Reproduce all of the data exactly, with no line skipped.

# A run of records
>> Start
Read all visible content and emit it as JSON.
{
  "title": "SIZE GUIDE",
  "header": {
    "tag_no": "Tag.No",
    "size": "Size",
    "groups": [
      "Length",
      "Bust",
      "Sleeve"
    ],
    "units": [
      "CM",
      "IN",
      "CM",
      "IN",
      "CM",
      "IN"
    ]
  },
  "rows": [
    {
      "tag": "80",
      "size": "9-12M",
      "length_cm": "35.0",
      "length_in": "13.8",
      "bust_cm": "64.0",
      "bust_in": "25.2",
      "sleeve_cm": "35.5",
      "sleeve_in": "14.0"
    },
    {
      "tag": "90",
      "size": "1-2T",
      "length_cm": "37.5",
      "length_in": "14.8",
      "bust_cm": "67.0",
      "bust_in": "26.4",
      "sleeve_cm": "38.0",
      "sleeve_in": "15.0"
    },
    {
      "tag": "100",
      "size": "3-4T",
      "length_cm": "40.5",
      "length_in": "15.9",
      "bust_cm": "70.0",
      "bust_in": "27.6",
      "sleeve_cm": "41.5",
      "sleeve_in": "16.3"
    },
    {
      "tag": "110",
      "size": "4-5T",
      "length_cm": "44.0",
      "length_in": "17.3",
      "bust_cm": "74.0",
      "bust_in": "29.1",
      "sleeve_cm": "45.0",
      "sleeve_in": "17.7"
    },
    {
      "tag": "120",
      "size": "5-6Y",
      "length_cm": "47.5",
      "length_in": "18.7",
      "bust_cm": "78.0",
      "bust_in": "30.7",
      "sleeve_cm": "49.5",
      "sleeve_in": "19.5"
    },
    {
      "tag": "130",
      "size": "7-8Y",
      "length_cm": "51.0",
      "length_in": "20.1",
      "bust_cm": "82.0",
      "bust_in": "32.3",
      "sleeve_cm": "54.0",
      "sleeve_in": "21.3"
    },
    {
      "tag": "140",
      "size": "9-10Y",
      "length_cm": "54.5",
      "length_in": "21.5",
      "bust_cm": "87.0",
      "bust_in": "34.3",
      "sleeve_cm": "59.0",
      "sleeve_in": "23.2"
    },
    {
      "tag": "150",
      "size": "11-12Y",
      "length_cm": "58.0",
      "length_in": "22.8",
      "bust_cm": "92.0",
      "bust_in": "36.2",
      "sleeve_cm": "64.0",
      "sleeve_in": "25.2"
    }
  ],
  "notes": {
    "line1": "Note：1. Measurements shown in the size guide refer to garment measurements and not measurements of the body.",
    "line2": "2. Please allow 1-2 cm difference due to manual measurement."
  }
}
>> End
# Solution for this task
Read all visible content and emit it as JSON.
{
  "title": "SIZE GUIDE",
  "header": {
    "tag_no": "Tag.No",
    "size": "Size",
    "groups": [
      "Length",
      "Bust",
      "Sleeve"
    ],
    "units": [
      "CM",
      "IN",
      "CM",
      "IN",
      "CM",
      "IN"
    ]
  },
  "rows": [
    {
      "tag": "80",
      "size": "9-12M",
      "length_cm": "35.0",
      "length_in": "13.8",
      "bust_cm": "64.0",
      "bust_in": "25.2",
      "sleeve_cm": "35.5",
      "sleeve_in": "14.0"
    },
    {
      "tag": "90",
      "size": "1-2T",
      "length_cm": "37.5",
      "length_in": "14.8",
      "bust_cm": "67.0",
      "bust_in": "26.4",
      "sleeve_cm": "38.0",
      "sleeve_in": "15.0"
    },
    {
      "tag": "100",
      "size": "3-4T",
      "length_cm": "40.5",
      "length_in": "15.9",
      "bust_cm": "70.0",
      "bust_in": "27.6",
      "sleeve_cm": "41.5",
      "sleeve_in": "16.3"
    },
    {
      "tag": "110",
      "size": "4-5T",
      "length_cm": "44.0",
      "length_in": "17.3",
      "bust_cm": "74.0",
      "bust_in": "29.1",
      "sleeve_cm": "45.0",
      "sleeve_in": "17.7"
    },
    {
      "tag": "120",
      "size": "5-6Y",
      "length_cm": "47.5",
      "length_in": "18.7",
      "bust_cm": "78.0",
      "bust_in": "30.7",
      "sleeve_cm": "49.5",
      "sleeve_in": "19.5"
    },
    {
      "tag": "130",
      "size": "7-8Y",
      "length_cm": "51.0",
      "length_in": "20.1",
      "bust_cm": "82.0",
      "bust_in": "32.3",
      "sleeve_cm": "54.0",
      "sleeve_in": "21.3"
    },
    {
      "tag": "140",
      "size": "9-10Y",
      "length_cm": "54.5",
      "length_in": "21.5",
      "bust_cm": "87.0",
      "bust_in": "34.3",
      "sleeve_cm": "59.0",
      "sleeve_in": "23.2"
    },
    {
      "tag": "150",
      "size": "11-12Y",
      "length_cm": "58.0",
      "length_in": "22.8",
      "bust_cm": "92.0",
      "bust_in": "36.2",
      "sleeve_cm": "64.0",
      "sleeve_in": "25.2"
    }
  ],
  "notes": {
    "line1": "Note：1. Measurements shown in the size guide refer to garment measurements and not measurements of the body.",
    "line2": "2. Please allow 1-2 cm difference due to manual measurement."
  }
}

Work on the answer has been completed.